Goal: Gather each line of the entries below that includes "برسد".
## Start Raw data
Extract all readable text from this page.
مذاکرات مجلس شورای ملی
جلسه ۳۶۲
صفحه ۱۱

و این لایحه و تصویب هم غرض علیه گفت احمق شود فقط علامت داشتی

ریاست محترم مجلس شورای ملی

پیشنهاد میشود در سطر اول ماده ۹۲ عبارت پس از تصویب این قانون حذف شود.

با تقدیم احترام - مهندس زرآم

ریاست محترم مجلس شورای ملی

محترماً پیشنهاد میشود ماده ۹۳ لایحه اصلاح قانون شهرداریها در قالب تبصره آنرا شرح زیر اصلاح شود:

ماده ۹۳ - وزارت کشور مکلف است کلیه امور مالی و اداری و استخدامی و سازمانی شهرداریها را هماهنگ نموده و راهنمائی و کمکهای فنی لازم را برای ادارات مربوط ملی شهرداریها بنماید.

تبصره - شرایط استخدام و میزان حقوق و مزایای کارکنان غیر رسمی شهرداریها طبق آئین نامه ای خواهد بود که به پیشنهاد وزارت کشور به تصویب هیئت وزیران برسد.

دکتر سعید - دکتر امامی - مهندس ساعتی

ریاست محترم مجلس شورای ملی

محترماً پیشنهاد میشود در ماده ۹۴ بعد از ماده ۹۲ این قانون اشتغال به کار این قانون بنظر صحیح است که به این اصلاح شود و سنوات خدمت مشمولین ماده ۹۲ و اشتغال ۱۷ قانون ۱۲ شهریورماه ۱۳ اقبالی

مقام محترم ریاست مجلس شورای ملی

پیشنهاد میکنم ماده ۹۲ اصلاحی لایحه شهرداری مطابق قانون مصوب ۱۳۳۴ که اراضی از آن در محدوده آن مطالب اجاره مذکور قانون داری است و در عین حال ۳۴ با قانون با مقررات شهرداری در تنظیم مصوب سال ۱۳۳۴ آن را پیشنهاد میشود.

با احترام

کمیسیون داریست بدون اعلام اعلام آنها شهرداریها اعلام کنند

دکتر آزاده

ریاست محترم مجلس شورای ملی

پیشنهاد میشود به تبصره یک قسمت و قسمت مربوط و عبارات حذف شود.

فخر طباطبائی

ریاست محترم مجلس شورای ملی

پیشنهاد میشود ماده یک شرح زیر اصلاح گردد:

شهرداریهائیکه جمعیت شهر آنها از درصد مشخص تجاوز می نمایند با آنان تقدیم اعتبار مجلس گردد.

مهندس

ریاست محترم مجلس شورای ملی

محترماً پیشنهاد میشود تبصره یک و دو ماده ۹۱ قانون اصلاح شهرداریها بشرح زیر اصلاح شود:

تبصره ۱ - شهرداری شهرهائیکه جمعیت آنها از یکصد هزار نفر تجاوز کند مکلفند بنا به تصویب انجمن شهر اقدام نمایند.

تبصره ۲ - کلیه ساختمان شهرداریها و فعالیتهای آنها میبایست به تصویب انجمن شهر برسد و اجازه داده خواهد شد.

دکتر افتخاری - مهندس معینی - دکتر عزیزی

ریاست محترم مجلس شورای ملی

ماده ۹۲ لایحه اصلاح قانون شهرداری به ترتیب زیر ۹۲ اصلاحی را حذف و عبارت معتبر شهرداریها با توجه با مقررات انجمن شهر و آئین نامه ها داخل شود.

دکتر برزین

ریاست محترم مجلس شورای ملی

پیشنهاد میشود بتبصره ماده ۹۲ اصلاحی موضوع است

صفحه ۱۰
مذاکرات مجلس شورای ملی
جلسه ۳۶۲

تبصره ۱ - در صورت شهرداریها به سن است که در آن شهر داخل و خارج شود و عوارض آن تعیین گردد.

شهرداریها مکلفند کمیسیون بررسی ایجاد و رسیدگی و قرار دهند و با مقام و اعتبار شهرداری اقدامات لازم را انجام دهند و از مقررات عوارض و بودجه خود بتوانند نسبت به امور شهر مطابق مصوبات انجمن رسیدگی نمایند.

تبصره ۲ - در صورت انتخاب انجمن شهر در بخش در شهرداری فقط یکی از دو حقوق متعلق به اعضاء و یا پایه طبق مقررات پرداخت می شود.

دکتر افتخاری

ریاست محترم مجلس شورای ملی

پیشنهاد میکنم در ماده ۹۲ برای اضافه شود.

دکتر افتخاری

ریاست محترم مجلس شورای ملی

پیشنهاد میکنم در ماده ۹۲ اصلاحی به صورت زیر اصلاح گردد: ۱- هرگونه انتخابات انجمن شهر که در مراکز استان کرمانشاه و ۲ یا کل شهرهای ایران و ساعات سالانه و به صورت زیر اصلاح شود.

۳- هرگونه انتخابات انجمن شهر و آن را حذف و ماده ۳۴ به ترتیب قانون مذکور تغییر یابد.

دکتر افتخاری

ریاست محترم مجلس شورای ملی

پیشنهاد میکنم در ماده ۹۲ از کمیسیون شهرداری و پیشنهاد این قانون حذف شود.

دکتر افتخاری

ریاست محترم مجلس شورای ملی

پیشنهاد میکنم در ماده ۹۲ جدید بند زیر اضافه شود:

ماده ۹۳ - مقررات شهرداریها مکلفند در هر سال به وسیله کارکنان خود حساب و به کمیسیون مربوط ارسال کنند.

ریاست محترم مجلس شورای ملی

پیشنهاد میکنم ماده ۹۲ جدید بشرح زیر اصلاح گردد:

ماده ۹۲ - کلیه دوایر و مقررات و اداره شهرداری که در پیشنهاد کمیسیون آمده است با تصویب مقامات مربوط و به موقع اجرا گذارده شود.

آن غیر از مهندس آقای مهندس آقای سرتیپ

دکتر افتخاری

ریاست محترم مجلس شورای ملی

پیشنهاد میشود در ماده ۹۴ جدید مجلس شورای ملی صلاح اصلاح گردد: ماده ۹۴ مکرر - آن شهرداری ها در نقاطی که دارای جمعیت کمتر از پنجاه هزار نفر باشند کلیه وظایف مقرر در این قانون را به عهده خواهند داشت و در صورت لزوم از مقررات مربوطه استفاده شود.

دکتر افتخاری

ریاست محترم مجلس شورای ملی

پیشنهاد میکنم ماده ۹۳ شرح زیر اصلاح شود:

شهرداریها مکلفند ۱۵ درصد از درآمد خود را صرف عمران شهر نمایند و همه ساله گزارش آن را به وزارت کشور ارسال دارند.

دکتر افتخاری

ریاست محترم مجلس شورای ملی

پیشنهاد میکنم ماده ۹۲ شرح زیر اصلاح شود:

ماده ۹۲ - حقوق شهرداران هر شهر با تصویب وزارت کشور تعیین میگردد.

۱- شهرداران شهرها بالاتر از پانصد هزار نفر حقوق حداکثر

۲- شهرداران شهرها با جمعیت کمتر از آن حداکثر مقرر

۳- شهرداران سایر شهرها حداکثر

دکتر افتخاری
## End Raw data
Reply:
تبصره - شرایط استخدام و میزان حقوق و مزایای کارکنان غیر رسمی شهرداریها طبق آئین نامه ای خواهد بود که به پیشنهاد وزارت کشور به تصویب هیئت وزیران برسد.
تبصره ۲ - کلیه ساختمان شهرداریها و فعالیتهای آنها میبایست به تصویب انجمن شهر برسد و اجازه داده خواهد شد.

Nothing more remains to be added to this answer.